Quote all entries in full, exactly.
--------------------------------------------------
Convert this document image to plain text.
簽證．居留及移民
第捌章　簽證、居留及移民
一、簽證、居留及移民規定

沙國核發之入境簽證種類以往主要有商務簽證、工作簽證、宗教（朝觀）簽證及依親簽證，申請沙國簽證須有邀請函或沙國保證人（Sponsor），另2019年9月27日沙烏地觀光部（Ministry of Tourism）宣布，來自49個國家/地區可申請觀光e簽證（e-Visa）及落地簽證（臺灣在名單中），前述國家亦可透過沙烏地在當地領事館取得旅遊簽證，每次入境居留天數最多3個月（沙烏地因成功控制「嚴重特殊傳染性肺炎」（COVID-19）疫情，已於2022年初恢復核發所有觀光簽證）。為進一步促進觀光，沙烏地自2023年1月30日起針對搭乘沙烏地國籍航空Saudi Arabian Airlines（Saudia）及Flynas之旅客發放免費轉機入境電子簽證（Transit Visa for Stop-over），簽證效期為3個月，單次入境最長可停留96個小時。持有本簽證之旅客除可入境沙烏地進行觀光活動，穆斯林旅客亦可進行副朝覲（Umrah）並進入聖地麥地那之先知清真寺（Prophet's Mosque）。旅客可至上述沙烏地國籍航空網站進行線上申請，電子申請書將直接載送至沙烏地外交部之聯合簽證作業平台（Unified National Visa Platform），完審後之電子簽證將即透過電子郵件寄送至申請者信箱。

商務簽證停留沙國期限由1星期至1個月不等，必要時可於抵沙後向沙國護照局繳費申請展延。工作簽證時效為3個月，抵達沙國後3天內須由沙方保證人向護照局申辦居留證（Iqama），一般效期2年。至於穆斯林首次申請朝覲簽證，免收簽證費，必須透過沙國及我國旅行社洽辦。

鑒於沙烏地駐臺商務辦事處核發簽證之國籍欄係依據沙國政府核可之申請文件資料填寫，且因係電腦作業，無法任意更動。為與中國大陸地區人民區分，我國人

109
--------------------------------------------------
=== EXERCISE RESPONSE ===
Convert this document image to plain text.
簽證．居留及移民
第捌章　簽證、居留及移民
一、簽證、居留及移民規定

沙國核發之入境簽證種類以往主要有商務簽證、工作簽證、宗教（朝觀）簽證及依親簽證，申請沙國簽證須有邀請函或沙國保證人（Sponsor），另2019年9月27日沙烏地觀光部（Ministry of Tourism）宣布，來自49個國家/地區可申請觀光e簽證（e-Visa）及落地簽證（臺灣在名單中），前述國家亦可透過沙烏地在當地領事館取得旅遊簽證，每次入境居留天數最多3個月（沙烏地因成功控制「嚴重特殊傳染性肺炎」（COVID-19）疫情，已於2022年初恢復核發所有觀光簽證）。為進一步促進觀光，沙烏地自2023年1月30日起針對搭乘沙烏地國籍航空Saudi Arabian Airlines（Saudia）及Flynas之旅客發放免費轉機入境電子簽證（Transit Visa for Stop-over），簽證效期為3個月，單次入境最長可停留96個小時。持有本簽證之旅客除可入境沙烏地進行觀光活動，穆斯林旅客亦可進行副朝覲（Umrah）並進入聖地麥地那之先知清真寺（Prophet's Mosque）。旅客可至上述沙烏地國籍航空網站進行線上申請，電子申請書將直接載送至沙烏地外交部之聯合簽證作業平台（Unified National Visa Platform），完審後之電子簽證將即透過電子郵件寄送至申請者信箱。

商務簽證停留沙國期限由1星期至1個月不等，必要時可於抵沙後向沙國護照局繳費申請展延。工作簽證時效為3個月，抵達沙國後3天內須由沙方保證人向護照局申辦居留證（Iqama），一般效期2年。至於穆斯林首次申請朝覲簽證，免收簽證費，必須透過沙國及我國旅行社洽辦。

鑒於沙烏地駐臺商務辦事處核發簽證之國籍欄係依據沙國政府核可之申請文件資料填寫，且因係電腦作業，無法任意更動。為與中國大陸地區人民區分，我國人

109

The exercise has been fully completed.